═════ SELECTED EXCERPT

The Big Bang UK Young Scientists and Engineers Competition has opened for entries for 2023.
Inquisitive young minds with an idea to transform the future could win the prestigious title of UK Young Engineer or UK Young Scientist of the Year. Teachers can encourage students to think about issues they’re passionate about or develop solutions to challenges they’ve come across in their own lives by completing a project for entry into the competition.
The organisers said that taking part in the UK’s top STEM competition for young people is a good way to inspire students to think big, solve problems and build their confidence. The winners of the competition will be announced at The Big Bang Fair, which will be held at the NEC, Birmingham, from Wednesday 21 June to Friday 23 June 2023.
Project entries for the competition can cover any topic in the field of STEM and students can find inspiration in The Big Bang Project Gallery online, which is home to past projects, with topics ranging from improving well-being to creating sustainable solutions. To help young people create their own project, there is also The Big Bang Challenge, a new resource to guide students through the stages of STEM project work.
Organised by EngineeringUK - a not-for-profit organisation that works in partnership with the engineering community to inspire tomorrow’s engineers - the Big Bang Competition aims to recognise and reward young people's achievements in all areas of science, technology, engineering and maths (STEM) and provide them with the opportunity to build their skills and confidence in project-based work. It is open to 11 to 18-year-olds from across the UK who have completed a project or activity in any field of science, technology, engineering or maths.
The Big Bang Competition receives hundreds of entries every year. Over the years, young innovators have devised many creative and useful STEM projects, from discovering new ways of making festival camping eco-friendly to redesigning the way in which people work from home.
For the first time, last year’s competition crowned two female students as the UK Young Engineer and Young Scientist of the Year. Avye Couloute (UK Young Engineer of the Year) from Surbiton High School created an invention which seeks to improve indoor air quality by monitoring and reacting to CO2 levels. Connie Gray (UK Young Scientist of the Year) from Liverpool Life Sciences UTC carried out research comparing the structure of the features of birds from different climates and environments to each other.

══════════
═════ SUPPLIED MATERIAL

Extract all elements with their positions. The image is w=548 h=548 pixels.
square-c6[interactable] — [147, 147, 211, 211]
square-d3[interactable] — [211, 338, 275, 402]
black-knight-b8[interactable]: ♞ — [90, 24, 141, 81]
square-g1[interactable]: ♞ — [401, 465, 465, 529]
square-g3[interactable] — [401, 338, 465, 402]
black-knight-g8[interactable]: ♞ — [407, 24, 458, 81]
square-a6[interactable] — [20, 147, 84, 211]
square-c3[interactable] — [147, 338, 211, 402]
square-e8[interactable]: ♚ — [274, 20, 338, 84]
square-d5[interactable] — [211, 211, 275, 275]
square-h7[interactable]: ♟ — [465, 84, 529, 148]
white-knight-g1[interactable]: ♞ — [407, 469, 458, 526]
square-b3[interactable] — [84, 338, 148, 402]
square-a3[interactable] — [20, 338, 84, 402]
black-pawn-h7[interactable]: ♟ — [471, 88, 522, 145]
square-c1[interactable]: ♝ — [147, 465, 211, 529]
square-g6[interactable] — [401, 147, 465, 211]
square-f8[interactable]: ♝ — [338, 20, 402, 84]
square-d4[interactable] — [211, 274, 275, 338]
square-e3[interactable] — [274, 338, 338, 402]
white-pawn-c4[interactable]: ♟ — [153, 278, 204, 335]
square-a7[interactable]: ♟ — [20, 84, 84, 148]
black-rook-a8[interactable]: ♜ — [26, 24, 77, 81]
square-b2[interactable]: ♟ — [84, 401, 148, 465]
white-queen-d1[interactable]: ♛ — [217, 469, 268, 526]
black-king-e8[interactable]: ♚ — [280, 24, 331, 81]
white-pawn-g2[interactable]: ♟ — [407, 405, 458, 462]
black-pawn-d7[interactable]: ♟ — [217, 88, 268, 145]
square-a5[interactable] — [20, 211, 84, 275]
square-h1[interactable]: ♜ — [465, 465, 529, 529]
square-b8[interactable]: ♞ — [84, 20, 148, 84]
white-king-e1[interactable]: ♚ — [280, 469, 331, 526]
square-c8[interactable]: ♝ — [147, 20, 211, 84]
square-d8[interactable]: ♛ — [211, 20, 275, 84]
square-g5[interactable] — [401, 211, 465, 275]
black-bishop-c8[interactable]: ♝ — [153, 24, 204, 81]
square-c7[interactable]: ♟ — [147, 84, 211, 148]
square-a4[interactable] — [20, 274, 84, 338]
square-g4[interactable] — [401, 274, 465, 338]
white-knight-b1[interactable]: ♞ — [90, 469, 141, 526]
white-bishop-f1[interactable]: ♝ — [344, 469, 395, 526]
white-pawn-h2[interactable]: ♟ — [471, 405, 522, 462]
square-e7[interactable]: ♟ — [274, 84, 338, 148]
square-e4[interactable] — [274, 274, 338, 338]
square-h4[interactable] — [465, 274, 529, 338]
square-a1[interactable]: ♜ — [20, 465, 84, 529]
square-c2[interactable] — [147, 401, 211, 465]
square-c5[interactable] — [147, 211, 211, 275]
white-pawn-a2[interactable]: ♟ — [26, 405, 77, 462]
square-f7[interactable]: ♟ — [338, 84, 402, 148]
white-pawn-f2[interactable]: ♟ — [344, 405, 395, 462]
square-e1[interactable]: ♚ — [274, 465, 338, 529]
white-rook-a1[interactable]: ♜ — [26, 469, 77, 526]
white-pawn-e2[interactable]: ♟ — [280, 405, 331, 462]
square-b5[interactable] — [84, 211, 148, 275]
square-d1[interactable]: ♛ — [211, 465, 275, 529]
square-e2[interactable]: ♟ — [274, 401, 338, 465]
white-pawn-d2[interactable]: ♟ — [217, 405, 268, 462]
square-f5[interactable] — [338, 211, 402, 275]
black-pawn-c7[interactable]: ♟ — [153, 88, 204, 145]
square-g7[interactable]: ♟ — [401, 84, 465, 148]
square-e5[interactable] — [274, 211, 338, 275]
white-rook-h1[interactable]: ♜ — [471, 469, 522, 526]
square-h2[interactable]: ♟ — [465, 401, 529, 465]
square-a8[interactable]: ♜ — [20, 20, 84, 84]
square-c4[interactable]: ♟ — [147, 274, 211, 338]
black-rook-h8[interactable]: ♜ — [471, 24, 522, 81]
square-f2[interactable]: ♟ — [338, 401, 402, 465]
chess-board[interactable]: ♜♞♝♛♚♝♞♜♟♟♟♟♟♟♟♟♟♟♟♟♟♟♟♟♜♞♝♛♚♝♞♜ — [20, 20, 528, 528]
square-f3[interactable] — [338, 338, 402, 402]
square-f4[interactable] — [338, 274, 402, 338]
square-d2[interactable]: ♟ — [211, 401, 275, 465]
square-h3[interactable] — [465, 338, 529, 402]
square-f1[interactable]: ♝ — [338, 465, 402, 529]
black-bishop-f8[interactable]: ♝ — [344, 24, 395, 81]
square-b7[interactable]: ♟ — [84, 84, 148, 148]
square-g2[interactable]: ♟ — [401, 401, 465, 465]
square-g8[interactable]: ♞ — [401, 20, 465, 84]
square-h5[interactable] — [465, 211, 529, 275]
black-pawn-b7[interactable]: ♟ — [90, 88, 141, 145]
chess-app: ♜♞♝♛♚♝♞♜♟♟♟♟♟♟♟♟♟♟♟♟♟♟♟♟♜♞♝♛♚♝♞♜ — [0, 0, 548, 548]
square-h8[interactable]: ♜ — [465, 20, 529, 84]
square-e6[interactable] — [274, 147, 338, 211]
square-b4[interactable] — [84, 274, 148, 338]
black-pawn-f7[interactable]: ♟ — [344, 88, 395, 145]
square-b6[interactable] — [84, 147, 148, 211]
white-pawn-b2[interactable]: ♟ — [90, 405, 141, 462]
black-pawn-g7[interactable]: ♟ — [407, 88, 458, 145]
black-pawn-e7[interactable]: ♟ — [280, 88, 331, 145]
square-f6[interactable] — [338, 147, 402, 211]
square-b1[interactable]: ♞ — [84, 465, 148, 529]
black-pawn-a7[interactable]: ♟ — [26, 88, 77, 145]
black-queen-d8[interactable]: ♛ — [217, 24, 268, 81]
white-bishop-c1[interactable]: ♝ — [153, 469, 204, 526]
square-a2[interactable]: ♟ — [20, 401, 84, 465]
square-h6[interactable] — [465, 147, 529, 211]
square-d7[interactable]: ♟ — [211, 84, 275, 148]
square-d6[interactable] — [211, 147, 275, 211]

══════════

• WRITTEN PROBLEM 1
Return the passage of the competition article that begins at the words "Inquisitive young minds" and stops after the words "23 June 2023.", copied word for word.
• WRITTEN PROBLEM 2
Retype the entries word for word, from their first line through the line that contains "white-pawn-h2[interactable]: ♟ —", including both of those lines.
The competition article and the entries have no connection to each other.

• EXERCISE ANSWER 1
Inquisitive young minds with an idea to transform the future could win the prestigious title of UK Young Engineer or UK Young Scientist of the Year. Teachers can encourage students to think about issues they’re passionate about or develop solutions to challenges they’ve come across in their own lives by completing a project for entry into the competition.
The organisers said that taking part in the UK’s top STEM competition for young people is a good way to inspire students to think big, solve problems and build their confidence. The winners of the competition will be announced at The Big Bang Fair, which will be held at the NEC, Birmingham, from Wednesday 21 June to Friday 23 June 2023.

• EXERCISE ANSWER 2
Extract all elements with their positions. The image is w=548 h=548 pixels.
square-c6[interactable] — [147, 147, 211, 211]
square-d3[interactable] — [211, 338, 275, 402]
black-knight-b8[interactable]: ♞ — [90, 24, 141, 81]
square-g1[interactable]: ♞ — [401, 465, 465, 529]
square-g3[interactable] — [401, 338, 465, 402]
black-knight-g8[interactable]: ♞ — [407, 24, 458, 81]
square-a6[interactable] — [20, 147, 84, 211]
square-c3[interactable] — [147, 338, 211, 402]
square-e8[interactable]: ♚ — [274, 20, 338, 84]
square-d5[interactable] — [211, 211, 275, 275]
square-h7[interactable]: ♟ — [465, 84, 529, 148]
white-knight-g1[interactable]: ♞ — [407, 469, 458, 526]
square-b3[interactable] — [84, 338, 148, 402]
square-a3[interactable] — [20, 338, 84, 402]
black-pawn-h7[interactable]: ♟ — [471, 88, 522, 145]
square-c1[interactable]: ♝ — [147, 465, 211, 529]
square-g6[interactable] — [401, 147, 465, 211]
square-f8[interactable]: ♝ — [338, 20, 402, 84]
square-d4[interactable] — [211, 274, 275, 338]
square-e3[interactable] — [274, 338, 338, 402]
white-pawn-c4[interactable]: ♟ — [153, 278, 204, 335]
square-a7[interactable]: ♟ — [20, 84, 84, 148]
black-rook-a8[interactable]: ♜ — [26, 24, 77, 81]
square-b2[interactable]: ♟ — [84, 401, 148, 465]
white-queen-d1[interactable]: ♛ — [217, 469, 268, 526]
black-king-e8[interactable]: ♚ — [280, 24, 331, 81]
white-pawn-g2[interactable]: ♟ — [407, 405, 458, 462]
black-pawn-d7[interactable]: ♟ — [217, 88, 268, 145]
square-a5[interactable] — [20, 211, 84, 275]
square-h1[interactable]: ♜ — [465, 465, 529, 529]
square-b8[interactable]: ♞ — [84, 20, 148, 84]
white-king-e1[interactable]: ♚ — [280, 469, 331, 526]
square-c8[interactable]: ♝ — [147, 20, 211, 84]
square-d8[interactable]: ♛ — [211, 20, 275, 84]
square-g5[interactable] — [401, 211, 465, 275]
black-bishop-c8[interactable]: ♝ — [153, 24, 204, 81]
square-c7[interactable]: ♟ — [147, 84, 211, 148]
square-a4[interactable] — [20, 274, 84, 338]
square-g4[interactable] — [401, 274, 465, 338]
white-knight-b1[interactable]: ♞ — [90, 469, 141, 526]
white-bishop-f1[interactable]: ♝ — [344, 469, 395, 526]
white-pawn-h2[interactable]: ♟ — [471, 405, 522, 462]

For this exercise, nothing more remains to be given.